-- Begin --
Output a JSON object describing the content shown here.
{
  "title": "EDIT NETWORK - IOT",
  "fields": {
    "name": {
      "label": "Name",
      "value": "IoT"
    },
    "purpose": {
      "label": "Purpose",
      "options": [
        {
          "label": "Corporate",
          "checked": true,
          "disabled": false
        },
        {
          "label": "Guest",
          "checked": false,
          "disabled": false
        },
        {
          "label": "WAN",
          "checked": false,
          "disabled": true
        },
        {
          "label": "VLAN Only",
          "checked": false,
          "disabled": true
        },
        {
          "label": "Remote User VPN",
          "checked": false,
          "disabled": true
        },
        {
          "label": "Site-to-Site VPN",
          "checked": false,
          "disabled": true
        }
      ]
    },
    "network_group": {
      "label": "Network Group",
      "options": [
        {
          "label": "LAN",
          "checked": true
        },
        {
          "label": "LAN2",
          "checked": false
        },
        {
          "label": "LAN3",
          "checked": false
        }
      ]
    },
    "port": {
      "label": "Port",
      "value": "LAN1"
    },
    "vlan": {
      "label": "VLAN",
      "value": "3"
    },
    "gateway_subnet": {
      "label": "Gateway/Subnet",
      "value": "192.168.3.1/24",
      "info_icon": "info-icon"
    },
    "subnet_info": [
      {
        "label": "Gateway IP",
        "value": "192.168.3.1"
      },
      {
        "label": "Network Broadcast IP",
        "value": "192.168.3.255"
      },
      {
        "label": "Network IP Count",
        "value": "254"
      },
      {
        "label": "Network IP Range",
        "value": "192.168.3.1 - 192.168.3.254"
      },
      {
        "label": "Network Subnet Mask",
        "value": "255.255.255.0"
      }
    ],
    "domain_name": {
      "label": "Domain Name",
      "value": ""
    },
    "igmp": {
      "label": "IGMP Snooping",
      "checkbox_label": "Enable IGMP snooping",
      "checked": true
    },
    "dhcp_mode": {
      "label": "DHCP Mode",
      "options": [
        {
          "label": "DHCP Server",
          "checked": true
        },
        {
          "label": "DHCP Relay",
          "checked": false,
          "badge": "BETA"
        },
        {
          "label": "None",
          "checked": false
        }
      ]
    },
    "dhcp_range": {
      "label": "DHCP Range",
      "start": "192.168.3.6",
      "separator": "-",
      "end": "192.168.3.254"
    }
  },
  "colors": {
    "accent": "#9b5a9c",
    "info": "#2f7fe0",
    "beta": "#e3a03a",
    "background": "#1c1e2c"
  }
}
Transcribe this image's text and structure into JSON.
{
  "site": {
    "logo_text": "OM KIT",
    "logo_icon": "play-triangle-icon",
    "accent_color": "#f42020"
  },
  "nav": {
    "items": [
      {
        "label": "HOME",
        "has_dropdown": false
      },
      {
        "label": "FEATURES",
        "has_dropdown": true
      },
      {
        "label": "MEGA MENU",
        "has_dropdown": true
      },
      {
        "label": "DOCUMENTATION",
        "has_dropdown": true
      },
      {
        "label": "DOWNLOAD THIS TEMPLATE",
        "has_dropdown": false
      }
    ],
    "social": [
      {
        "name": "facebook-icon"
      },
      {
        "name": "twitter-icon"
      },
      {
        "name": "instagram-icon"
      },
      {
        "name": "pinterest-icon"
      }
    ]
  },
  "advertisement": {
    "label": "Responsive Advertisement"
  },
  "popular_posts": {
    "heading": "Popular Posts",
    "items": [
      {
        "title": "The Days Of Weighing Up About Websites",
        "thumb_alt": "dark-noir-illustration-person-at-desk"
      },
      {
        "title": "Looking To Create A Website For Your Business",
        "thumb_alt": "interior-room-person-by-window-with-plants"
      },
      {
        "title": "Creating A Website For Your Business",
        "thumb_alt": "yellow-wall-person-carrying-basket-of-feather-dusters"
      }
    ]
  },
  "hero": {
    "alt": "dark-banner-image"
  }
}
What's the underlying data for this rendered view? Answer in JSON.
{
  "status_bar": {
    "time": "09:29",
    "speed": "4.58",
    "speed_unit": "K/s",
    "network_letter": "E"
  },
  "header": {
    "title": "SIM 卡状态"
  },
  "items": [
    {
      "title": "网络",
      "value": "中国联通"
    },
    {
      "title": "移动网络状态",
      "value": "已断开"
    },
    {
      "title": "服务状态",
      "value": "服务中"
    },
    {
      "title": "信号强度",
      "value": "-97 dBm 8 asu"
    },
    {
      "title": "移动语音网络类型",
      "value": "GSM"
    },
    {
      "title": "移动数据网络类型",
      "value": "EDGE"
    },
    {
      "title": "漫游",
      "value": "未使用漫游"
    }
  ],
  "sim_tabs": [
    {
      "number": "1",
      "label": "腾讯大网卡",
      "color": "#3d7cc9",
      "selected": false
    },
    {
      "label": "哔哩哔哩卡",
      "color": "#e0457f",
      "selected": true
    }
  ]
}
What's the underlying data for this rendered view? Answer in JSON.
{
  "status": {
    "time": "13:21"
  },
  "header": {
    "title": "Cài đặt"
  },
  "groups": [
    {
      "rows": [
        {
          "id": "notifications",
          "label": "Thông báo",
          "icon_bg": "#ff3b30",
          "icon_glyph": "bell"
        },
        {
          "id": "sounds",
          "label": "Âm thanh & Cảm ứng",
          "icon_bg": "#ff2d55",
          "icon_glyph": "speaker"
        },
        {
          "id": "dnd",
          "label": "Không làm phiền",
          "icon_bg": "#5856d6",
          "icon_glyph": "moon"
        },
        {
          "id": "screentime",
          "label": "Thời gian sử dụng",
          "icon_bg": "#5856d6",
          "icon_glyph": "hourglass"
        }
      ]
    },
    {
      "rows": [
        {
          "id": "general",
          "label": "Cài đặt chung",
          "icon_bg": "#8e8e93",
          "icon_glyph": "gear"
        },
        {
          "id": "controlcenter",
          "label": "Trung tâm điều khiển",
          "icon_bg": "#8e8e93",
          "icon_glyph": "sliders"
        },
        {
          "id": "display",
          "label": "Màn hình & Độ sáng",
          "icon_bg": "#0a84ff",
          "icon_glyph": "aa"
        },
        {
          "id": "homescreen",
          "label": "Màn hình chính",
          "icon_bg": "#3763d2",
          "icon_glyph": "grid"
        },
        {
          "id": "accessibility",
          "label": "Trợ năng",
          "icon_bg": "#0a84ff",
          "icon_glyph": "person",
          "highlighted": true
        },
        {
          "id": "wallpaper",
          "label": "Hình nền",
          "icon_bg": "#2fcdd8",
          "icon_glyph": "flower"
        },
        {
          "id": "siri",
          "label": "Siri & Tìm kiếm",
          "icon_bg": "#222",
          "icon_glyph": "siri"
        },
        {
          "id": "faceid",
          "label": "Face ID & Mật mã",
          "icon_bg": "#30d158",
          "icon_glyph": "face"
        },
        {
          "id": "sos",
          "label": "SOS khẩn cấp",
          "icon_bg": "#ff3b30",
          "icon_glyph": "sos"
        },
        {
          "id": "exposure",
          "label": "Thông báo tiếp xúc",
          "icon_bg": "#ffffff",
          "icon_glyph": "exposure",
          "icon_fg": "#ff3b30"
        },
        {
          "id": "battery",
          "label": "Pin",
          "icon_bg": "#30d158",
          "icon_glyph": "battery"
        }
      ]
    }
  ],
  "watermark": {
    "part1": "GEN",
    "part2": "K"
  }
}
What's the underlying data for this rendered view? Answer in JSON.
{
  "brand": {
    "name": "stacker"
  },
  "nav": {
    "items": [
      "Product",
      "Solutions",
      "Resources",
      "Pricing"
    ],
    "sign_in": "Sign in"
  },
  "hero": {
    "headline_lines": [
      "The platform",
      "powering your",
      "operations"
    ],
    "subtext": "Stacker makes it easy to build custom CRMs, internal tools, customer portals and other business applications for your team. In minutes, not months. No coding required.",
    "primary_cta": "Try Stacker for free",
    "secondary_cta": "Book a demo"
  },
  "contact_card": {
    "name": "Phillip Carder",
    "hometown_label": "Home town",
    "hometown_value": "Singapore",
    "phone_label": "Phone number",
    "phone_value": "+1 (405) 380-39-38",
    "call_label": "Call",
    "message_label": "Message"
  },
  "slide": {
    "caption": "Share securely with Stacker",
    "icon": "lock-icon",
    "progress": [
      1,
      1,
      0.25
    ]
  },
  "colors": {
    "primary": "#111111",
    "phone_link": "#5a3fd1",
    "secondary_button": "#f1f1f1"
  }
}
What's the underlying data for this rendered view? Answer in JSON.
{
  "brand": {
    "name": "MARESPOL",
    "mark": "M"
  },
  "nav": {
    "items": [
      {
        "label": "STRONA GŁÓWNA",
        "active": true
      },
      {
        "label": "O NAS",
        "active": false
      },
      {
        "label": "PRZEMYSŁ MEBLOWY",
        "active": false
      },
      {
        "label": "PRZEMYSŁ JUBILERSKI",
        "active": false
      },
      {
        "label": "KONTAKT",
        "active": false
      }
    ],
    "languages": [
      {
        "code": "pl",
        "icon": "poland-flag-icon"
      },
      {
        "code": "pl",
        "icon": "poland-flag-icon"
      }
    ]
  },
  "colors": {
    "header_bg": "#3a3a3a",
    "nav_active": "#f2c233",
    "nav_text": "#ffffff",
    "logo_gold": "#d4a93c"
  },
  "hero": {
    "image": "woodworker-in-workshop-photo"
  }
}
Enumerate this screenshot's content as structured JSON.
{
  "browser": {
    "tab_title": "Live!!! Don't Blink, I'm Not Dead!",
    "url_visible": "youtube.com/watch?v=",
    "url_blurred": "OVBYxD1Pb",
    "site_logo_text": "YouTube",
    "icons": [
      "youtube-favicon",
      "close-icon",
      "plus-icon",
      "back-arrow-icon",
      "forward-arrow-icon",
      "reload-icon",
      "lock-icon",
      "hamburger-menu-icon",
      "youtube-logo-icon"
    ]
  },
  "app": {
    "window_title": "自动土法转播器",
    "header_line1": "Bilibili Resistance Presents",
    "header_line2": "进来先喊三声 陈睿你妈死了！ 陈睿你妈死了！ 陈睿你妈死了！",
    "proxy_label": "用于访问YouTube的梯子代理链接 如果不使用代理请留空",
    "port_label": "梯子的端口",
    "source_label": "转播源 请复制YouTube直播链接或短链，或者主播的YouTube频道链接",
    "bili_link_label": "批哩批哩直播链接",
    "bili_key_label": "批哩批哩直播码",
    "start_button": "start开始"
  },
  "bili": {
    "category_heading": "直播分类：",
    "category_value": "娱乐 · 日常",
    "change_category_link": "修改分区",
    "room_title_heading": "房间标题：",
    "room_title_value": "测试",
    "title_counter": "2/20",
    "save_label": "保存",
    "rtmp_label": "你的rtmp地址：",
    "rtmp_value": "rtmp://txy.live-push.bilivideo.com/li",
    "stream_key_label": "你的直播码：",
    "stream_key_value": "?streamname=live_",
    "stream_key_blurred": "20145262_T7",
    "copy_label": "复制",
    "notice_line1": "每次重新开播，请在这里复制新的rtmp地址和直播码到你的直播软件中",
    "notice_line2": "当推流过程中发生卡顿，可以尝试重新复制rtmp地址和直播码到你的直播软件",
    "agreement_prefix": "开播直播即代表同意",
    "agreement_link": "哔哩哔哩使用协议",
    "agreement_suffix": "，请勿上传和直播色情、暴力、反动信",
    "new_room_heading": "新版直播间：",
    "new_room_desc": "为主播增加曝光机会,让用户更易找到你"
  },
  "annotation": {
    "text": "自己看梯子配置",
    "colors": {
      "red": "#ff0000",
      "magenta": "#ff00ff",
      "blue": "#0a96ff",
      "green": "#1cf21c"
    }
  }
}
-- End --
Show all lines from the data above in which the word "image" appears.

SOLUTION TO THIS EXERCISE:
Transcribe this image's text and structure into JSON.
    "alt": "dark-banner-image"
    "image": "woodworker-in-workshop-photo"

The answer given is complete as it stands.